* [WHAT TO PRODUCE]: Write out the entries again exactly as they are given.
------------
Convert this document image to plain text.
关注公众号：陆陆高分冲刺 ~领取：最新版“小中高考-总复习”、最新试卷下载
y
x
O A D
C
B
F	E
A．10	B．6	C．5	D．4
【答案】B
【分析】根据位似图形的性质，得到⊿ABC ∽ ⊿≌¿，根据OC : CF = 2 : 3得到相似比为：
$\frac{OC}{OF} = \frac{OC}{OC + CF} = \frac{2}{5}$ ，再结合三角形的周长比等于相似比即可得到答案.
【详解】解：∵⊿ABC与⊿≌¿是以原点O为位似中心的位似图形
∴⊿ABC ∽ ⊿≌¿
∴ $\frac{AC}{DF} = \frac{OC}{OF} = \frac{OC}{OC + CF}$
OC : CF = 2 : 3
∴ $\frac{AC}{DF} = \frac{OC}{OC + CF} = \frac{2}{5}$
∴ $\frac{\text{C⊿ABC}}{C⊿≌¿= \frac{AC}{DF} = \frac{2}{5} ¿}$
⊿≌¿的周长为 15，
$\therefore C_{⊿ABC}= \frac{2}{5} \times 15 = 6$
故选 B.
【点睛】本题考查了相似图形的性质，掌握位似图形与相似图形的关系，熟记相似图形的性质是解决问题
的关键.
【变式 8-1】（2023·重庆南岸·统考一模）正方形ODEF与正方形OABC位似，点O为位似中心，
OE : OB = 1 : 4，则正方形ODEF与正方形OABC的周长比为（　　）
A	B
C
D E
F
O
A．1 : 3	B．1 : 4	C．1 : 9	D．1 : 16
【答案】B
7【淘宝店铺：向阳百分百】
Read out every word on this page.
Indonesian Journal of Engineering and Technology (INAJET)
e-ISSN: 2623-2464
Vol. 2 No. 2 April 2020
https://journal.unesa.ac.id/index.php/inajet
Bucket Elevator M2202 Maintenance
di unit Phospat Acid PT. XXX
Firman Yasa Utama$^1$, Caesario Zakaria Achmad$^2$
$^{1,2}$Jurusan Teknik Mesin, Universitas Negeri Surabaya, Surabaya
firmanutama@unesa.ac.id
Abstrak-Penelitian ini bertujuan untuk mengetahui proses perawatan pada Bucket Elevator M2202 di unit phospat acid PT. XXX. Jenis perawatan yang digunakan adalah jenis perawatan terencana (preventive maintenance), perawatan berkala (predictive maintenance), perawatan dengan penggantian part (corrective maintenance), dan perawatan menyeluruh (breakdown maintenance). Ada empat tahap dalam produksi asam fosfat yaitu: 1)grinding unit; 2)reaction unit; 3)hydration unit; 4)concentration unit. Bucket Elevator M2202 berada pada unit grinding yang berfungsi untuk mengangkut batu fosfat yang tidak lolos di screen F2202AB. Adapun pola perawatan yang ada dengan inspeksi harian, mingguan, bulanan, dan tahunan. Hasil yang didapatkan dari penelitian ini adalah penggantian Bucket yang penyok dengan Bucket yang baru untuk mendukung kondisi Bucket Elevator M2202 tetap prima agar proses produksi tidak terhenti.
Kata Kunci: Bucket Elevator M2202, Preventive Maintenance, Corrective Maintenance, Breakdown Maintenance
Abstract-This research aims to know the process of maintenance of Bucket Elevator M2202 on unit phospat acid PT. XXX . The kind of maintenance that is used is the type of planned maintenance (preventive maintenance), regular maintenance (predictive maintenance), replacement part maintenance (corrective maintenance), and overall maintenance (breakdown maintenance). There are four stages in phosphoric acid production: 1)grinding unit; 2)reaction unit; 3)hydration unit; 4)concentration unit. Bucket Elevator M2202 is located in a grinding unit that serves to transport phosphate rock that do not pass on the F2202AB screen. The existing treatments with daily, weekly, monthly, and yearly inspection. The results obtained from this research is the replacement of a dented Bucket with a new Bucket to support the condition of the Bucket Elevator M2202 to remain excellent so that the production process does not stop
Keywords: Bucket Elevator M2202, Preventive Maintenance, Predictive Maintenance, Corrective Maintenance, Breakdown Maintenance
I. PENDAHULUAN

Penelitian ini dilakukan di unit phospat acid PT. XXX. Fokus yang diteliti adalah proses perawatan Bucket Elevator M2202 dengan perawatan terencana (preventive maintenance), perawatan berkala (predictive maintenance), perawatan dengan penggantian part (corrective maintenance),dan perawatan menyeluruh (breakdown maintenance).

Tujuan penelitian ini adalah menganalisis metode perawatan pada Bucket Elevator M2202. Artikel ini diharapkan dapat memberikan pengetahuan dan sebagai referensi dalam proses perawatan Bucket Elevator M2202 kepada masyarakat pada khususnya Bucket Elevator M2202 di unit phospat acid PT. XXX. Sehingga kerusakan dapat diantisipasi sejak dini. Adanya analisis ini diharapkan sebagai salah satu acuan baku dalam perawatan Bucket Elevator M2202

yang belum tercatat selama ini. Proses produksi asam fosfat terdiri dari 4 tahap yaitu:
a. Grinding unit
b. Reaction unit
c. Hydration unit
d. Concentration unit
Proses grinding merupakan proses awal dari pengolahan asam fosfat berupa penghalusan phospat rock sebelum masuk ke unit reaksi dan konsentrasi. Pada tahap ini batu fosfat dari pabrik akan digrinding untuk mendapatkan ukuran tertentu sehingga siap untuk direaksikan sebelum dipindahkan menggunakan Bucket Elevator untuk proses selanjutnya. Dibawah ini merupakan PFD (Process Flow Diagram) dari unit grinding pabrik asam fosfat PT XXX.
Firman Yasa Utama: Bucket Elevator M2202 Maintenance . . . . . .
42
------------
* [CORRECT RESULT]:
Convert this document image to plain text.
关注公众号：陆陆高分冲刺 ~领取：最新版“小中高考-总复习”、最新试卷下载
y
x
O A D
C
B
F	E
A．10	B．6	C．5	D．4
【答案】B
【分析】根据位似图形的性质，得到⊿ABC ∽ ⊿≌¿，根据OC : CF = 2 : 3得到相似比为：
$\frac{OC}{OF} = \frac{OC}{OC + CF} = \frac{2}{5}$ ，再结合三角形的周长比等于相似比即可得到答案.
【详解】解：∵⊿ABC与⊿≌¿是以原点O为位似中心的位似图形
∴⊿ABC ∽ ⊿≌¿
∴ $\frac{AC}{DF} = \frac{OC}{OF} = \frac{OC}{OC + CF}$
OC : CF = 2 : 3
∴ $\frac{AC}{DF} = \frac{OC}{OC + CF} = \frac{2}{5}$
∴ $\frac{\text{C⊿ABC}}{C⊿≌¿= \frac{AC}{DF} = \frac{2}{5} ¿}$
⊿≌¿的周长为 15，
$\therefore C_{⊿ABC}= \frac{2}{5} \times 15 = 6$
故选 B.
【点睛】本题考查了相似图形的性质，掌握位似图形与相似图形的关系，熟记相似图形的性质是解决问题
的关键.
【变式 8-1】（2023·重庆南岸·统考一模）正方形ODEF与正方形OABC位似，点O为位似中心，
OE : OB = 1 : 4，则正方形ODEF与正方形OABC的周长比为（　　）
A	B
C
D E
F
O
A．1 : 3	B．1 : 4	C．1 : 9	D．1 : 16
【答案】B
7【淘宝店铺：向阳百分百】
Read out every word on this page.
Indonesian Journal of Engineering and Technology (INAJET)
e-ISSN: 2623-2464
Vol. 2 No. 2 April 2020
https://journal.unesa.ac.id/index.php/inajet
Bucket Elevator M2202 Maintenance
di unit Phospat Acid PT. XXX
Firman Yasa Utama$^1$, Caesario Zakaria Achmad$^2$
$^{1,2}$Jurusan Teknik Mesin, Universitas Negeri Surabaya, Surabaya
firmanutama@unesa.ac.id
Abstrak-Penelitian ini bertujuan untuk mengetahui proses perawatan pada Bucket Elevator M2202 di unit phospat acid PT. XXX. Jenis perawatan yang digunakan adalah jenis perawatan terencana (preventive maintenance), perawatan berkala (predictive maintenance), perawatan dengan penggantian part (corrective maintenance), dan perawatan menyeluruh (breakdown maintenance). Ada empat tahap dalam produksi asam fosfat yaitu: 1)grinding unit; 2)reaction unit; 3)hydration unit; 4)concentration unit. Bucket Elevator M2202 berada pada unit grinding yang berfungsi untuk mengangkut batu fosfat yang tidak lolos di screen F2202AB. Adapun pola perawatan yang ada dengan inspeksi harian, mingguan, bulanan, dan tahunan. Hasil yang didapatkan dari penelitian ini adalah penggantian Bucket yang penyok dengan Bucket yang baru untuk mendukung kondisi Bucket Elevator M2202 tetap prima agar proses produksi tidak terhenti.
Kata Kunci: Bucket Elevator M2202, Preventive Maintenance, Corrective Maintenance, Breakdown Maintenance
Abstract-This research aims to know the process of maintenance of Bucket Elevator M2202 on unit phospat acid PT. XXX . The kind of maintenance that is used is the type of planned maintenance (preventive maintenance), regular maintenance (predictive maintenance), replacement part maintenance (corrective maintenance), and overall maintenance (breakdown maintenance). There are four stages in phosphoric acid production: 1)grinding unit; 2)reaction unit; 3)hydration unit; 4)concentration unit. Bucket Elevator M2202 is located in a grinding unit that serves to transport phosphate rock that do not pass on the F2202AB screen. The existing treatments with daily, weekly, monthly, and yearly inspection. The results obtained from this research is the replacement of a dented Bucket with a new Bucket to support the condition of the Bucket Elevator M2202 to remain excellent so that the production process does not stop
Keywords: Bucket Elevator M2202, Preventive Maintenance, Predictive Maintenance, Corrective Maintenance, Breakdown Maintenance
I. PENDAHULUAN

Penelitian ini dilakukan di unit phospat acid PT. XXX. Fokus yang diteliti adalah proses perawatan Bucket Elevator M2202 dengan perawatan terencana (preventive maintenance), perawatan berkala (predictive maintenance), perawatan dengan penggantian part (corrective maintenance),dan perawatan menyeluruh (breakdown maintenance).

Tujuan penelitian ini adalah menganalisis metode perawatan pada Bucket Elevator M2202. Artikel ini diharapkan dapat memberikan pengetahuan dan sebagai referensi dalam proses perawatan Bucket Elevator M2202 kepada masyarakat pada khususnya Bucket Elevator M2202 di unit phospat acid PT. XXX. Sehingga kerusakan dapat diantisipasi sejak dini. Adanya analisis ini diharapkan sebagai salah satu acuan baku dalam perawatan Bucket Elevator M2202

yang belum tercatat selama ini. Proses produksi asam fosfat terdiri dari 4 tahap yaitu:
a. Grinding unit
b. Reaction unit
c. Hydration unit
d. Concentration unit
Proses grinding merupakan proses awal dari pengolahan asam fosfat berupa penghalusan phospat rock sebelum masuk ke unit reaksi dan konsentrasi. Pada tahap ini batu fosfat dari pabrik akan digrinding untuk mendapatkan ukuran tertentu sehingga siap untuk direaksikan sebelum dipindahkan menggunakan Bucket Elevator untuk proses selanjutnya. Dibawah ini merupakan PFD (Process Flow Diagram) dari unit grinding pabrik asam fosfat PT XXX.
Firman Yasa Utama: Bucket Elevator M2202 Maintenance . . . . . .
42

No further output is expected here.